[Entries taken from a collection]
## BEGIN
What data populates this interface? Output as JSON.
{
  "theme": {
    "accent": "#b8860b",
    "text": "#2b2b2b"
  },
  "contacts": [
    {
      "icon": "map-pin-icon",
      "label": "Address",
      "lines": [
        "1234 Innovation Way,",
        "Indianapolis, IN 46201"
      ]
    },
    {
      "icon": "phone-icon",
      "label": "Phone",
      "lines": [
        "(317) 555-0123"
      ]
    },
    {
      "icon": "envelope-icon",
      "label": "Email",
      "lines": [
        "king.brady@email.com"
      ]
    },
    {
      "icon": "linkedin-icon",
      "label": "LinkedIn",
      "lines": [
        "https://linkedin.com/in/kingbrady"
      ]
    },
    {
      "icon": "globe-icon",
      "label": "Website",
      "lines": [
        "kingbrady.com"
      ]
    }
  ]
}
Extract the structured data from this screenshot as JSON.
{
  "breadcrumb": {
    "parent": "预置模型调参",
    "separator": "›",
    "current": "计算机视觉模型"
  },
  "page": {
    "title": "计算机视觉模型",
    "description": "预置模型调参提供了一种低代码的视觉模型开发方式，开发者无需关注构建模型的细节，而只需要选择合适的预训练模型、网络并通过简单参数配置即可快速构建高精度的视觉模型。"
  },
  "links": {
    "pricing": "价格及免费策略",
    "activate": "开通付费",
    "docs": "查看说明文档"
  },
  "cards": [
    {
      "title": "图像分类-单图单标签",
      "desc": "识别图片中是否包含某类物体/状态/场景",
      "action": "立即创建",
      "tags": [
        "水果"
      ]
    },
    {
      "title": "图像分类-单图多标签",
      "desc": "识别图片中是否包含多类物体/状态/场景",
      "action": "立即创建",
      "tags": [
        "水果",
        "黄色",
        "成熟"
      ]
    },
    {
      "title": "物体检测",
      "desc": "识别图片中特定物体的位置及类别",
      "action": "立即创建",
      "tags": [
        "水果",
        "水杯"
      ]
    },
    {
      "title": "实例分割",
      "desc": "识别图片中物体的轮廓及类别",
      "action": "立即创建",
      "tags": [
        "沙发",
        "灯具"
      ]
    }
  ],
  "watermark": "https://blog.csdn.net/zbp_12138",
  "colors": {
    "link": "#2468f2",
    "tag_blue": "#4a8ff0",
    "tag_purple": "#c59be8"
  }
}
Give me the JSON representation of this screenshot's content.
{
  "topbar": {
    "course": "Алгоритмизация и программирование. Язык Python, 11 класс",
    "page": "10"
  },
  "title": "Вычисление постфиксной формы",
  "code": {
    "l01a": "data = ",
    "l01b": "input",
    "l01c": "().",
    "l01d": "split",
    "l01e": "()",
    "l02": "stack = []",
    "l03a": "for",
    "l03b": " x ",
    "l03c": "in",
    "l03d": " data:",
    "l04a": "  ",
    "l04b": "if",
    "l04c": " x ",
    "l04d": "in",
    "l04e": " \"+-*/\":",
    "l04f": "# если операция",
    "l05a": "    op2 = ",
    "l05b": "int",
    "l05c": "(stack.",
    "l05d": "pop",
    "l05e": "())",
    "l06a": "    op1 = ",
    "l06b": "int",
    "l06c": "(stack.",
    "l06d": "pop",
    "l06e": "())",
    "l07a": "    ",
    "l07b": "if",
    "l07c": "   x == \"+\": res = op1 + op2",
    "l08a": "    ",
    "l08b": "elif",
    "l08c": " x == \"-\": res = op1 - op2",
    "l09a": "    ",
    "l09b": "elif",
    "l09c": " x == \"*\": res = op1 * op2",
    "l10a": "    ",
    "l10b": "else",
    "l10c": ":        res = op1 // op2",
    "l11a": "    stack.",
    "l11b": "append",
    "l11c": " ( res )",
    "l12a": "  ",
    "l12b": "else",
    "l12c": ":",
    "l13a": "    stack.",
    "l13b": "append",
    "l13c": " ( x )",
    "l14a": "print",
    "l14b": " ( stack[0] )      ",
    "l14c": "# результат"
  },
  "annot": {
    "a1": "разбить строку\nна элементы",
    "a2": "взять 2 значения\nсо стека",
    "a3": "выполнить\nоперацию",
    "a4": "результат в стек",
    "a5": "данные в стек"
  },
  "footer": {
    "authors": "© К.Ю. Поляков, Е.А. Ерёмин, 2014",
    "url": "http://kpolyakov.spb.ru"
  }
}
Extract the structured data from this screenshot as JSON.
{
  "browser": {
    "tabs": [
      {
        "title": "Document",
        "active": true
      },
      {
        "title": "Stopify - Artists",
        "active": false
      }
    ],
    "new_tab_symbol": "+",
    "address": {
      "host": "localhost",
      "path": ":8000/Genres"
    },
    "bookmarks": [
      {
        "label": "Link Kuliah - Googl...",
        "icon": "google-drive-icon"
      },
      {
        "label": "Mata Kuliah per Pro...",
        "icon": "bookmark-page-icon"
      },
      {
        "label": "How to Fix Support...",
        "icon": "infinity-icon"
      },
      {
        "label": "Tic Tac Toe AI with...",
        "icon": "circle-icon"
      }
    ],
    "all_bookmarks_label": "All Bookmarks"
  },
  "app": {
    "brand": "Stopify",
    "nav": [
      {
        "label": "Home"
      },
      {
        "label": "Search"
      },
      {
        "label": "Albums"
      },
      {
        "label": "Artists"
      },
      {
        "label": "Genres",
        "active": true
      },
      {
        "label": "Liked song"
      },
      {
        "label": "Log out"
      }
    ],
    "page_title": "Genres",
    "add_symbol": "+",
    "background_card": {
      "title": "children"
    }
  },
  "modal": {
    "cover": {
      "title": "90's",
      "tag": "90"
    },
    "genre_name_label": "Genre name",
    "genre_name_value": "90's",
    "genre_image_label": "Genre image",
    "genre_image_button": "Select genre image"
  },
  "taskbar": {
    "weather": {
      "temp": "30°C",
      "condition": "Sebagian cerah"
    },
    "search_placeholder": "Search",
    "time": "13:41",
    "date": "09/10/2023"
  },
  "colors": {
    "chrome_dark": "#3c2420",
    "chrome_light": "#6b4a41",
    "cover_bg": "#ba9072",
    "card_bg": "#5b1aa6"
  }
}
## END
▸ Work instructions:
Repeat every line of the records above exactly.

▸ Problem solution:
What data populates this interface? Output as JSON.
{
  "theme": {
    "accent": "#b8860b",
    "text": "#2b2b2b"
  },
  "contacts": [
    {
      "icon": "map-pin-icon",
      "label": "Address",
      "lines": [
        "1234 Innovation Way,",
        "Indianapolis, IN 46201"
      ]
    },
    {
      "icon": "phone-icon",
      "label": "Phone",
      "lines": [
        "(317) 555-0123"
      ]
    },
    {
      "icon": "envelope-icon",
      "label": "Email",
      "lines": [
        "king.brady@email.com"
      ]
    },
    {
      "icon": "linkedin-icon",
      "label": "LinkedIn",
      "lines": [
        "https://linkedin.com/in/kingbrady"
      ]
    },
    {
      "icon": "globe-icon",
      "label": "Website",
      "lines": [
        "kingbrady.com"
      ]
    }
  ]
}
Extract the structured data from this screenshot as JSON.
{
  "breadcrumb": {
    "parent": "预置模型调参",
    "separator": "›",
    "current": "计算机视觉模型"
  },
  "page": {
    "title": "计算机视觉模型",
    "description": "预置模型调参提供了一种低代码的视觉模型开发方式，开发者无需关注构建模型的细节，而只需要选择合适的预训练模型、网络并通过简单参数配置即可快速构建高精度的视觉模型。"
  },
  "links": {
    "pricing": "价格及免费策略",
    "activate": "开通付费",
    "docs": "查看说明文档"
  },
  "cards": [
    {
      "title": "图像分类-单图单标签",
      "desc": "识别图片中是否包含某类物体/状态/场景",
      "action": "立即创建",
      "tags": [
        "水果"
      ]
    },
    {
      "title": "图像分类-单图多标签",
      "desc": "识别图片中是否包含多类物体/状态/场景",
      "action": "立即创建",
      "tags": [
        "水果",
        "黄色",
        "成熟"
      ]
    },
    {
      "title": "物体检测",
      "desc": "识别图片中特定物体的位置及类别",
      "action": "立即创建",
      "tags": [
        "水果",
        "水杯"
      ]
    },
    {
      "title": "实例分割",
      "desc": "识别图片中物体的轮廓及类别",
      "action": "立即创建",
      "tags": [
        "沙发",
        "灯具"
      ]
    }
  ],
  "watermark": "https://blog.csdn.net/zbp_12138",
  "colors": {
    "link": "#2468f2",
    "tag_blue": "#4a8ff0",
    "tag_purple": "#c59be8"
  }
}
Give me the JSON representation of this screenshot's content.
{
  "topbar": {
    "course": "Алгоритмизация и программирование. Язык Python, 11 класс",
    "page": "10"
  },
  "title": "Вычисление постфиксной формы",
  "code": {
    "l01a": "data = ",
    "l01b": "input",
    "l01c": "().",
    "l01d": "split",
    "l01e": "()",
    "l02": "stack = []",
    "l03a": "for",
    "l03b": " x ",
    "l03c": "in",
    "l03d": " data:",
    "l04a": "  ",
    "l04b": "if",
    "l04c": " x ",
    "l04d": "in",
    "l04e": " \"+-*/\":",
    "l04f": "# если операция",
    "l05a": "    op2 = ",
    "l05b": "int",
    "l05c": "(stack.",
    "l05d": "pop",
    "l05e": "())",
    "l06a": "    op1 = ",
    "l06b": "int",
    "l06c": "(stack.",
    "l06d": "pop",
    "l06e": "())",
    "l07a": "    ",
    "l07b": "if",
    "l07c": "   x == \"+\": res = op1 + op2",
    "l08a": "    ",
    "l08b": "elif",
    "l08c": " x == \"-\": res = op1 - op2",
    "l09a": "    ",
    "l09b": "elif",
    "l09c": " x == \"*\": res = op1 * op2",
    "l10a": "    ",
    "l10b": "else",
    "l10c": ":        res = op1 // op2",
    "l11a": "    stack.",
    "l11b": "append",
    "l11c": " ( res )",
    "l12a": "  ",
    "l12b": "else",
    "l12c": ":",
    "l13a": "    stack.",
    "l13b": "append",
    "l13c": " ( x )",
    "l14a": "print",
    "l14b": " ( stack[0] )      ",
    "l14c": "# результат"
  },
  "annot": {
    "a1": "разбить строку\nна элементы",
    "a2": "взять 2 значения\nсо стека",
    "a3": "выполнить\nоперацию",
    "a4": "результат в стек",
    "a5": "данные в стек"
  },
  "footer": {
    "authors": "© К.Ю. Поляков, Е.А. Ерёмин, 2014",
    "url": "http://kpolyakov.spb.ru"
  }
}
Extract the structured data from this screenshot as JSON.
{
  "browser": {
    "tabs": [
      {
        "title": "Document",
        "active": true
      },
      {
        "title": "Stopify - Artists",
        "active": false
      }
    ],
    "new_tab_symbol": "+",
    "address": {
      "host": "localhost",
      "path": ":8000/Genres"
    },
    "bookmarks": [
      {
        "label": "Link Kuliah - Googl...",
        "icon": "google-drive-icon"
      },
      {
        "label": "Mata Kuliah per Pro...",
        "icon": "bookmark-page-icon"
      },
      {
        "label": "How to Fix Support...",
        "icon": "infinity-icon"
      },
      {
        "label": "Tic Tac Toe AI with...",
        "icon": "circle-icon"
      }
    ],
    "all_bookmarks_label": "All Bookmarks"
  },
  "app": {
    "brand": "Stopify",
    "nav": [
      {
        "label": "Home"
      },
      {
        "label": "Search"
      },
      {
        "label": "Albums"
      },
      {
        "label": "Artists"
      },
      {
        "label": "Genres",
        "active": true
      },
      {
        "label": "Liked song"
      },
      {
        "label": "Log out"
      }
    ],
    "page_title": "Genres",
    "add_symbol": "+",
    "background_card": {
      "title": "children"
    }
  },
  "modal": {
    "cover": {
      "title": "90's",
      "tag": "90"
    },
    "genre_name_label": "Genre name",
    "genre_name_value": "90's",
    "genre_image_label": "Genre image",
    "genre_image_button": "Select genre image"
  },
  "taskbar": {
    "weather": {
      "temp": "30°C",
      "condition": "Sebagian cerah"
    },
    "search_placeholder": "Search",
    "time": "13:41",
    "date": "09/10/2023"
  },
  "colors": {
    "chrome_dark": "#3c2420",
    "chrome_light": "#6b4a41",
    "cover_bg": "#ba9072",
    "card_bg": "#5b1aa6"
  }
}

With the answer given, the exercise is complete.